[Extracts from a graphics dataset]
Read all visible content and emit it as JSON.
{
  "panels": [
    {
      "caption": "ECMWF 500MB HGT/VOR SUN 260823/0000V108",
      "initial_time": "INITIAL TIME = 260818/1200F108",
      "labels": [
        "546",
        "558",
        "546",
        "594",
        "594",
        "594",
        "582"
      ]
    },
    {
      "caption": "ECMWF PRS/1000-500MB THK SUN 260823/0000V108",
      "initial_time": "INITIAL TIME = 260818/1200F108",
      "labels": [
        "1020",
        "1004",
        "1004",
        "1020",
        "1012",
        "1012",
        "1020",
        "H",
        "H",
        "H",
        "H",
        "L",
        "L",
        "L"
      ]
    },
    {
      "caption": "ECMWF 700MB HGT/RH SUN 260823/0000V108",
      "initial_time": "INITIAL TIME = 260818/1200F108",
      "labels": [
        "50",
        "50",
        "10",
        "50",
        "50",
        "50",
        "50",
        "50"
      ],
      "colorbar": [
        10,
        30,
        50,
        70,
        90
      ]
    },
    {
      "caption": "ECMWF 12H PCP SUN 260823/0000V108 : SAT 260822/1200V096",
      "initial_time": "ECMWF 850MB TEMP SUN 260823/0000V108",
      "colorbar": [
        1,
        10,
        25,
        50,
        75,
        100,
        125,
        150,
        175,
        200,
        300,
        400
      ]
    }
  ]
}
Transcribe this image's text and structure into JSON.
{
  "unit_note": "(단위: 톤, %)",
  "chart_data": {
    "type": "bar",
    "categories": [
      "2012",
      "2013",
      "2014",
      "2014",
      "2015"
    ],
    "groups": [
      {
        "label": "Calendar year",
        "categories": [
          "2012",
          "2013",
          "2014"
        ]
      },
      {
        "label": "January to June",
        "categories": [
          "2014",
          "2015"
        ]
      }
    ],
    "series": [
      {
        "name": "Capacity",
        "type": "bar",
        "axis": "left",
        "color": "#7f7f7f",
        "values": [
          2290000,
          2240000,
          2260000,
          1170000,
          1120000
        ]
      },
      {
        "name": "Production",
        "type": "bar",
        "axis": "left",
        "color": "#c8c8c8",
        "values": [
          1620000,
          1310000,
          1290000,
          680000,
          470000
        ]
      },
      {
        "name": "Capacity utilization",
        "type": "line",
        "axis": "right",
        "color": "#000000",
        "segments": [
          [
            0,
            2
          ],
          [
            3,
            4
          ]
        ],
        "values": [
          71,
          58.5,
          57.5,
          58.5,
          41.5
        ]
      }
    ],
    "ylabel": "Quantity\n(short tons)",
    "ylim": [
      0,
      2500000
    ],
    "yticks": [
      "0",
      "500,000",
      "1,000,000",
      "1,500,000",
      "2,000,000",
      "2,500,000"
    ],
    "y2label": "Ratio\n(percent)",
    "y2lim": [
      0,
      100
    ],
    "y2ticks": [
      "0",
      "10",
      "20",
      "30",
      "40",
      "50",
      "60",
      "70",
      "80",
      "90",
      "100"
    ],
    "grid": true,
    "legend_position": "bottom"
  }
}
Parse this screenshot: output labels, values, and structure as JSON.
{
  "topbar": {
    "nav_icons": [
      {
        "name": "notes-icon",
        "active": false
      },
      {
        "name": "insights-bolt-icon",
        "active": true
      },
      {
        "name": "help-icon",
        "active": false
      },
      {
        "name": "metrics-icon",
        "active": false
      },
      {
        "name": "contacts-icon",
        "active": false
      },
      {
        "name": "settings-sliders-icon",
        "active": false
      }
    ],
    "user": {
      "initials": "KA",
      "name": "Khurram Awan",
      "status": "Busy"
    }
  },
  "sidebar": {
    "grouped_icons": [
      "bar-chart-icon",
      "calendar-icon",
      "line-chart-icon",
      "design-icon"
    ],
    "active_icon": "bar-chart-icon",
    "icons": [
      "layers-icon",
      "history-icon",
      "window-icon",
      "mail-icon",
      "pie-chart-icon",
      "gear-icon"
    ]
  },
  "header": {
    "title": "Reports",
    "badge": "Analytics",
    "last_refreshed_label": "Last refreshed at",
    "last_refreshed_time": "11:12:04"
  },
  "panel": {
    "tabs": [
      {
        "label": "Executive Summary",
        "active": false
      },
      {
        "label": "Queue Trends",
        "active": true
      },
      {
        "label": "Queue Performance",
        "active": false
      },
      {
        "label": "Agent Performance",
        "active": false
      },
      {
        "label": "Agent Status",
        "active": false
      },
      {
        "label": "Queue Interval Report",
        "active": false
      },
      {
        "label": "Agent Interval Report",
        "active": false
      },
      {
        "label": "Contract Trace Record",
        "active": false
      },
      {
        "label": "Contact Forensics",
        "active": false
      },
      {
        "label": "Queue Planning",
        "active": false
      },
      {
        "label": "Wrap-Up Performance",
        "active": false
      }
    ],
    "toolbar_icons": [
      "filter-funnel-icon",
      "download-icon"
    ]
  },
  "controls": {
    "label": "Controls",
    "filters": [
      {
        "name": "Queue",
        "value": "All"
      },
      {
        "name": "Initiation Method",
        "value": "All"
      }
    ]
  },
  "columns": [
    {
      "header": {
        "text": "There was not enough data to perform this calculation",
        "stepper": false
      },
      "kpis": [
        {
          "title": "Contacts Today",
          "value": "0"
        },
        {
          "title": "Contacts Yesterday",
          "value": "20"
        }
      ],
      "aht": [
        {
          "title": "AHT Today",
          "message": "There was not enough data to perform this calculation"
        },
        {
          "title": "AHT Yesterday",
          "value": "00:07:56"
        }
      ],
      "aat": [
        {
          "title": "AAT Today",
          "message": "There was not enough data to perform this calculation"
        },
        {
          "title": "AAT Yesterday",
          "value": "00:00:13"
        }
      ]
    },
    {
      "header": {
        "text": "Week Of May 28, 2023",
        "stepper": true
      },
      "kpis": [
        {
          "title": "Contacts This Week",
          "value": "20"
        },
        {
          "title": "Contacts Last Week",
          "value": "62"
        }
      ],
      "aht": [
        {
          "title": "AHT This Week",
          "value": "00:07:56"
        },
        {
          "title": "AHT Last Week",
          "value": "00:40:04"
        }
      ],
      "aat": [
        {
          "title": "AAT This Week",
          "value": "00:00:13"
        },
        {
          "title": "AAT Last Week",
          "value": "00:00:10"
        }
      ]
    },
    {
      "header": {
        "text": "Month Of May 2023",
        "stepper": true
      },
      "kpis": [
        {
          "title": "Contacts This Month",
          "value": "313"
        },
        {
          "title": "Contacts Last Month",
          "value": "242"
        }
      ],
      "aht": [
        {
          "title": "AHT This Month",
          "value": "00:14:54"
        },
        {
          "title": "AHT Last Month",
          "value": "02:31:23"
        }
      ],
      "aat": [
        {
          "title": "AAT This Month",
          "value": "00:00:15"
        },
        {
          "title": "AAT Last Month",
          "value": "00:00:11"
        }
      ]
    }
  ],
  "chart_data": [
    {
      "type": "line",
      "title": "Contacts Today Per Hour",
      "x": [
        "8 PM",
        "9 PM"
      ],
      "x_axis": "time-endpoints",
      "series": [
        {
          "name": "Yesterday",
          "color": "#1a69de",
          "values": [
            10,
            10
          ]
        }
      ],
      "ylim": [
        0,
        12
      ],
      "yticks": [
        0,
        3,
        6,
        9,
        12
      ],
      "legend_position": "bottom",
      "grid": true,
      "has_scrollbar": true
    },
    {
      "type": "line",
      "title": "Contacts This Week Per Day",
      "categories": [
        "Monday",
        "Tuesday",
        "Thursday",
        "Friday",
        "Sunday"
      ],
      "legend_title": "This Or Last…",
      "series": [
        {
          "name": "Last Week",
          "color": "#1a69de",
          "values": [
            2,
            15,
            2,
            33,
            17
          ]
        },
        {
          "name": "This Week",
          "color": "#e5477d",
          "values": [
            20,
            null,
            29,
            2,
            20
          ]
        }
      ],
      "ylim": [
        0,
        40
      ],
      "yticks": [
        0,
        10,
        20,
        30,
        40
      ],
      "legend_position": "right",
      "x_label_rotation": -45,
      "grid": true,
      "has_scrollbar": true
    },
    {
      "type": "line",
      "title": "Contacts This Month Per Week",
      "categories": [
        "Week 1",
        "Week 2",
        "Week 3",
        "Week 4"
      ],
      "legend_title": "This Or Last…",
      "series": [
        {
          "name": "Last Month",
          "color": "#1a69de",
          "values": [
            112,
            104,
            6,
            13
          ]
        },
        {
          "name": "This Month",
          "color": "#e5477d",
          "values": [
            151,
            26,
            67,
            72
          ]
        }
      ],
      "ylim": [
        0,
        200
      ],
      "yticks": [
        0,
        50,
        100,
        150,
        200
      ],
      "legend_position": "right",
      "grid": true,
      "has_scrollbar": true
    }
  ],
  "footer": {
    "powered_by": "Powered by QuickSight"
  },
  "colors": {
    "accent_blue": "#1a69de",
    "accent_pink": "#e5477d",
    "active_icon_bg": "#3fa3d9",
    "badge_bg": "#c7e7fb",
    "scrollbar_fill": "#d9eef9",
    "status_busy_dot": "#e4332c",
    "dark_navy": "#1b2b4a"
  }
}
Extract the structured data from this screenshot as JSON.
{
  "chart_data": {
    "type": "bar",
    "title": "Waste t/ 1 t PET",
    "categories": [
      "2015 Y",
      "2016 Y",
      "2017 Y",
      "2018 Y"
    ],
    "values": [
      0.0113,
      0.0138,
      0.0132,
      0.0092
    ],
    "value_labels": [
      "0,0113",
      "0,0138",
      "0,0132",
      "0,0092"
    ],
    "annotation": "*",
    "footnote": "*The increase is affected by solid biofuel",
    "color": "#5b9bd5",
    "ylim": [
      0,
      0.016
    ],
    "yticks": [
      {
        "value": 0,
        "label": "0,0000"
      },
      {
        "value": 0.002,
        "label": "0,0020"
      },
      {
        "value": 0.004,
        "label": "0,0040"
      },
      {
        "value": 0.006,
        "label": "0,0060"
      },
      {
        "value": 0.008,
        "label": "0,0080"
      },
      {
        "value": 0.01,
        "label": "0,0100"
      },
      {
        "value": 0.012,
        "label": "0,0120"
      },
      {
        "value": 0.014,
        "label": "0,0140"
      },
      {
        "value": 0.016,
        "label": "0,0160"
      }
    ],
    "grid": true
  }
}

Your objective –
From the data above, copy each line that has the string "text".

Final answer –
Transcribe this image's text and structure into JSON.
        "text": "There was not enough data to perform this calculation",
        "text": "Week Of May 28, 2023",
        "text": "Month Of May 2023",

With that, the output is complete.